PROVIDED DATA:
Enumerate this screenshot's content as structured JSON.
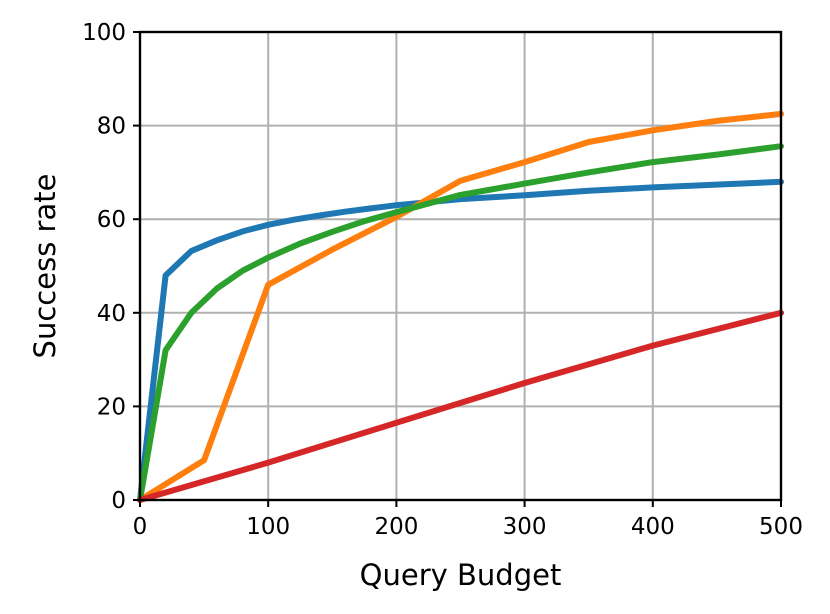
{
  "chart_data": {
    "type": "line",
    "title": "",
    "xlabel": "Query Budget",
    "ylabel": "Success rate",
    "xlim": [
      0,
      500
    ],
    "ylim": [
      0,
      100
    ],
    "xticks": [
      0,
      100,
      200,
      300,
      400,
      500
    ],
    "yticks": [
      0,
      20,
      40,
      60,
      80,
      100
    ],
    "xtick_labels": [
      "0",
      "100",
      "200",
      "300",
      "400",
      "500"
    ],
    "ytick_labels": [
      "0",
      "20",
      "40",
      "60",
      "80",
      "100"
    ],
    "grid": true,
    "series": [
      {
        "color": "#1f77b4",
        "x": [
          0,
          20,
          40,
          60,
          80,
          100,
          120,
          140,
          160,
          180,
          200,
          250,
          300,
          350,
          400,
          450,
          500
        ],
        "y": [
          0,
          48,
          53.2,
          55.5,
          57.4,
          58.8,
          59.9,
          60.8,
          61.6,
          62.3,
          63,
          64.3,
          65.1,
          66.1,
          66.8,
          67.4,
          68
        ]
      },
      {
        "color": "#ff7f0e",
        "x": [
          0,
          50,
          100,
          150,
          200,
          250,
          300,
          350,
          400,
          450,
          500
        ],
        "y": [
          0,
          8.5,
          46,
          53.5,
          60.5,
          68.2,
          72.2,
          76.5,
          79,
          81,
          82.5
        ]
      },
      {
        "color": "#2ca02c",
        "x": [
          0,
          20,
          40,
          60,
          80,
          100,
          125,
          150,
          175,
          200,
          250,
          300,
          350,
          400,
          450,
          500
        ],
        "y": [
          0,
          32,
          40,
          45.2,
          49,
          51.8,
          54.8,
          57.3,
          59.6,
          61.5,
          65.2,
          67.6,
          70,
          72.2,
          73.8,
          75.6
        ]
      },
      {
        "color": "#d62728",
        "x": [
          0,
          100,
          200,
          300,
          400,
          500
        ],
        "y": [
          0,
          8,
          16.5,
          25,
          33,
          40
        ]
      }
    ]
  }
}
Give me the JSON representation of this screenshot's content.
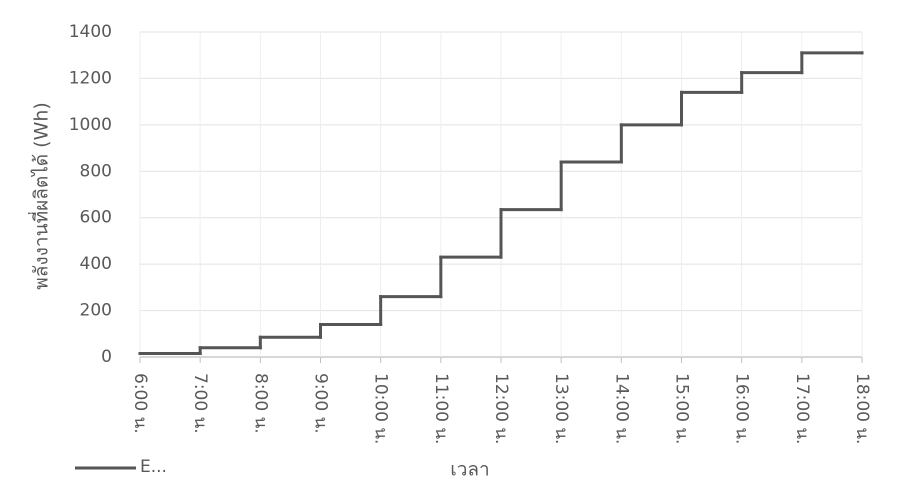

DIRECTION:
Skip the images and write out the rest of the listing exactly.

THE RESULT:
Enumerate this screenshot's content as structured JSON.
{
  "chart_data": {
    "type": "line",
    "title": "",
    "xlabel": "Query Budget",
    "ylabel": "Success rate",
    "xlim": [
      0,
      500
    ],
    "ylim": [
      0,
      100
    ],
    "xticks": [
      0,
      100,
      200,
      300,
      400,
      500
    ],
    "yticks": [
      0,
      20,
      40,
      60,
      80,
      100
    ],
    "xtick_labels": [
      "0",
      "100",
      "200",
      "300",
      "400",
      "500"
    ],
    "ytick_labels": [
      "0",
      "20",
      "40",
      "60",
      "80",
      "100"
    ],
    "grid": true,
    "series": [
      {
        "color": "#1f77b4",
        "x": [
          0,
          20,
          40,
          60,
          80,
          100,
          120,
          140,
          160,
          180,
          200,
          250,
          300,
          350,
          400,
          450,
          500
        ],
        "y": [
          0,
          48,
          53.2,
          55.5,
          57.4,
          58.8,
          59.9,
          60.8,
          61.6,
          62.3,
          63,
          64.3,
          65.1,
          66.1,
          66.8,
          67.4,
          68
        ]
      },
      {
        "color": "#ff7f0e",
        "x": [
          0,
          50,
          100,
          150,
          200,
          250,
          300,
          350,
          400,
          450,
          500
        ],
        "y": [
          0,
          8.5,
          46,
          53.5,
          60.5,
          68.2,
          72.2,
          76.5,
          79,
          81,
          82.5
        ]
      },
      {
        "color": "#2ca02c",
        "x": [
          0,
          20,
          40,
          60,
          80,
          100,
          125,
          150,
          175,
          200,
          250,
          300,
          350,
          400,
          450,
          500
        ],
        "y": [
          0,
          32,
          40,
          45.2,
          49,
          51.8,
          54.8,
          57.3,
          59.6,
          61.5,
          65.2,
          67.6,
          70,
          72.2,
          73.8,
          75.6
        ]
      },
      {
        "color": "#d62728",
        "x": [
          0,
          100,
          200,
          300,
          400,
          500
        ],
        "y": [
          0,
          8,
          16.5,
          25,
          33,
          40
        ]
      }
    ]
  }
}
Give me the JSON representation of this screenshot's content.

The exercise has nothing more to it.